→ TASK BRIEF
Extract all lines that hold "evolution" from the records below.

→ A block of data
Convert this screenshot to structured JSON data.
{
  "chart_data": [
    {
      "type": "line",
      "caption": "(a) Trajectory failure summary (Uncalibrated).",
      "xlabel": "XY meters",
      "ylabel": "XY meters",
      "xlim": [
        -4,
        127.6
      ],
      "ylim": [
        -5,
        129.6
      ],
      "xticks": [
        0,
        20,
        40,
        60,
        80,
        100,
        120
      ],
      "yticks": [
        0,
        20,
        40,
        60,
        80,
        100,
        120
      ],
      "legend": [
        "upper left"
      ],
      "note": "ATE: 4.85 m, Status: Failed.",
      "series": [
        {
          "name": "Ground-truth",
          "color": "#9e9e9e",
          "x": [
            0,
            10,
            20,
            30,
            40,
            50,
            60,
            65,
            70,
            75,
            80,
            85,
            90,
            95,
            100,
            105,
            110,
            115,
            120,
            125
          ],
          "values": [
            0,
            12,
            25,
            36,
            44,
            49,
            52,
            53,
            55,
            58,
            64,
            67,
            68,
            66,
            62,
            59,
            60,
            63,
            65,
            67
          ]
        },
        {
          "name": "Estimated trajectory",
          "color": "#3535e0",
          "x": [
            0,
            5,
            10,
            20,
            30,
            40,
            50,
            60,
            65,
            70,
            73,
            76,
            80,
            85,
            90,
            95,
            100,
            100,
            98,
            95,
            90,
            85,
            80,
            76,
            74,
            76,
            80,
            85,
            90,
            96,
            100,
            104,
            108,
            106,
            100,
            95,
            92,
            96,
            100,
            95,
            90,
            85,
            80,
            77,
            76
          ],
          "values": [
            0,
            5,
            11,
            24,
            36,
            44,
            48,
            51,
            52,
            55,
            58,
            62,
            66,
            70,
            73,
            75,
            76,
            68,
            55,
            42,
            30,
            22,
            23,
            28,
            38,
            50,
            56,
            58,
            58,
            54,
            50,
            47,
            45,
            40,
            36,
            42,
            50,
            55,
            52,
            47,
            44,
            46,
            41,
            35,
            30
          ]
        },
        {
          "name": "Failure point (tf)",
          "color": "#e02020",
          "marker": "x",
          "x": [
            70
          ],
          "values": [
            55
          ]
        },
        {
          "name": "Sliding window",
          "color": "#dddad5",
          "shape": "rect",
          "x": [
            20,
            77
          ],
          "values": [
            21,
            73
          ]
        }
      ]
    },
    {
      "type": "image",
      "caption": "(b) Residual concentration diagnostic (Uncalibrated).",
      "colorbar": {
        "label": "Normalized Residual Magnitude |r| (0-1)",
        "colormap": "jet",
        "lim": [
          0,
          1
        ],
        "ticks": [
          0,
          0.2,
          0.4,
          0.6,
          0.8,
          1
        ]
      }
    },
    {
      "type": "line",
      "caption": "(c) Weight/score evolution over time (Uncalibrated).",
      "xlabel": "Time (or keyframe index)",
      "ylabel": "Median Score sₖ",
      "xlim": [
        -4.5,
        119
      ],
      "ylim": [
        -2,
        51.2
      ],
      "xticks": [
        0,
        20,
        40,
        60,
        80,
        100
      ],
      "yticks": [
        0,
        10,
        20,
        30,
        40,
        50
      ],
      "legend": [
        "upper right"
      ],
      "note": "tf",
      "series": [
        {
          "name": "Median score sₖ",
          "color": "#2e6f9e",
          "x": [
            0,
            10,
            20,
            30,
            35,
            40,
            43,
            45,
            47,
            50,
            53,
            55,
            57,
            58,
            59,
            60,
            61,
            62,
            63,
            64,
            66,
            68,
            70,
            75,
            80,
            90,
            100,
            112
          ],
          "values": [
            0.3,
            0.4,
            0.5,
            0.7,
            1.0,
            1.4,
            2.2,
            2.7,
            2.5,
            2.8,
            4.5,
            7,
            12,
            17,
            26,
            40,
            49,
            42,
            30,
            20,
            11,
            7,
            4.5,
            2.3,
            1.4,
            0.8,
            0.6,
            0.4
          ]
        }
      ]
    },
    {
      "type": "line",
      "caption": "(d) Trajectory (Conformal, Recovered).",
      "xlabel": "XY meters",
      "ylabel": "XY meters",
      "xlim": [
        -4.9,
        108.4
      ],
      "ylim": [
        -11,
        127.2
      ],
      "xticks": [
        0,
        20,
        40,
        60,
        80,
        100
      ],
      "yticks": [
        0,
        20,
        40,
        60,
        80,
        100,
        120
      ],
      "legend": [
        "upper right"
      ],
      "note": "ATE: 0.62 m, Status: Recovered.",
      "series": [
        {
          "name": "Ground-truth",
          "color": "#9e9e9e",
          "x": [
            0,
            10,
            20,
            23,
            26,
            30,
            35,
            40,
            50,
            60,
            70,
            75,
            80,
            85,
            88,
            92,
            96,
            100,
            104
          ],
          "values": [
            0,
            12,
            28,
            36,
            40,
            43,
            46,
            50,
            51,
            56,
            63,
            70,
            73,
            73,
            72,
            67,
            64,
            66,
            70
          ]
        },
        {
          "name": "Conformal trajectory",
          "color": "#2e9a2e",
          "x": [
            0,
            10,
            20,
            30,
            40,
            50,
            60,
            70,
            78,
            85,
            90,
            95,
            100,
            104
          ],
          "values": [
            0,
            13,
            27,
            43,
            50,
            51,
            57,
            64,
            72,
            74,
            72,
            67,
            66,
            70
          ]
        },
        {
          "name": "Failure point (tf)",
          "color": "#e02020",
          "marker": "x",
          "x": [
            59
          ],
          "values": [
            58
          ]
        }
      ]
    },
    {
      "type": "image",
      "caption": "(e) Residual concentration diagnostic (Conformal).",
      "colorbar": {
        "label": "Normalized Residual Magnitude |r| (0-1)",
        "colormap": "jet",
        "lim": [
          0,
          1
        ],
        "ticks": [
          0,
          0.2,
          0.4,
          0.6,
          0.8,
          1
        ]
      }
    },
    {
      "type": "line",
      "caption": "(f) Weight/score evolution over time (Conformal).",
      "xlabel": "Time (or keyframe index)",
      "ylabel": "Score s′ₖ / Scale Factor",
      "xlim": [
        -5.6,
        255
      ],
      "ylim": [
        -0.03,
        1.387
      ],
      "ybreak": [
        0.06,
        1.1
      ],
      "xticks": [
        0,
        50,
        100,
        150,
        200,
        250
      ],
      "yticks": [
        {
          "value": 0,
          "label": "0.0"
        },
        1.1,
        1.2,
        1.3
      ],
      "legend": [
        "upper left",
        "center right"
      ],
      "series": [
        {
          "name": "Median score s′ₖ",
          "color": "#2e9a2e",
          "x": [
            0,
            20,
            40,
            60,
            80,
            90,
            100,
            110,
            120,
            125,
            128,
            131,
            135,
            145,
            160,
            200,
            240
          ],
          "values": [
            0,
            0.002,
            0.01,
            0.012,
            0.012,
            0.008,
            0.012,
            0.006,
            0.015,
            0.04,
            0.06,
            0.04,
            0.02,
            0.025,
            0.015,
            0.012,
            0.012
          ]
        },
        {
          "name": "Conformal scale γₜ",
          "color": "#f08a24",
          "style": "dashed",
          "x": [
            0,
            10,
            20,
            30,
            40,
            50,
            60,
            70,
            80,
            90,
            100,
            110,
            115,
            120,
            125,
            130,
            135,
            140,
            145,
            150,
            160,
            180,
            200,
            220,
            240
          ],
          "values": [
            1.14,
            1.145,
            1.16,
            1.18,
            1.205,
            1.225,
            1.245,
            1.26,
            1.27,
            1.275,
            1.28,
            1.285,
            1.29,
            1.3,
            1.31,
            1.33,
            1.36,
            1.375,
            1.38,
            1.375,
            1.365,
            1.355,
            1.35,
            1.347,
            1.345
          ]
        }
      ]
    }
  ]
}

---

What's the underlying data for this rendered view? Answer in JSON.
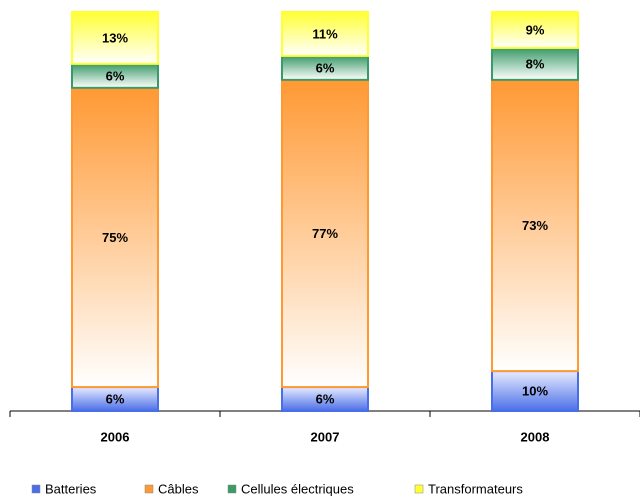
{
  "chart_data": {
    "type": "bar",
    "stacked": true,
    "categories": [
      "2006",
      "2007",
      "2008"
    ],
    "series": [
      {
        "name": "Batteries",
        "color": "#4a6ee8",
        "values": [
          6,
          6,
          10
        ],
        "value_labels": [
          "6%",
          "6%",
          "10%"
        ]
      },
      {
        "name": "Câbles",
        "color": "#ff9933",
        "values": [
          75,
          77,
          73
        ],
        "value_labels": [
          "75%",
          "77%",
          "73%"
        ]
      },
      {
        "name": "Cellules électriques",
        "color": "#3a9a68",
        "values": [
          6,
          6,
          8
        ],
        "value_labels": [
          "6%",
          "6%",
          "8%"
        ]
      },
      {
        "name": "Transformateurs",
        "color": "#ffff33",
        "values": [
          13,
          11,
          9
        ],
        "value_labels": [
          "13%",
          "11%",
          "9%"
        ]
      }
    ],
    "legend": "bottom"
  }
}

→ ANSWER TO THE TASK
      "caption": "(c) Weight/score evolution over time (Uncalibrated).",
      "caption": "(f) Weight/score evolution over time (Conformal).",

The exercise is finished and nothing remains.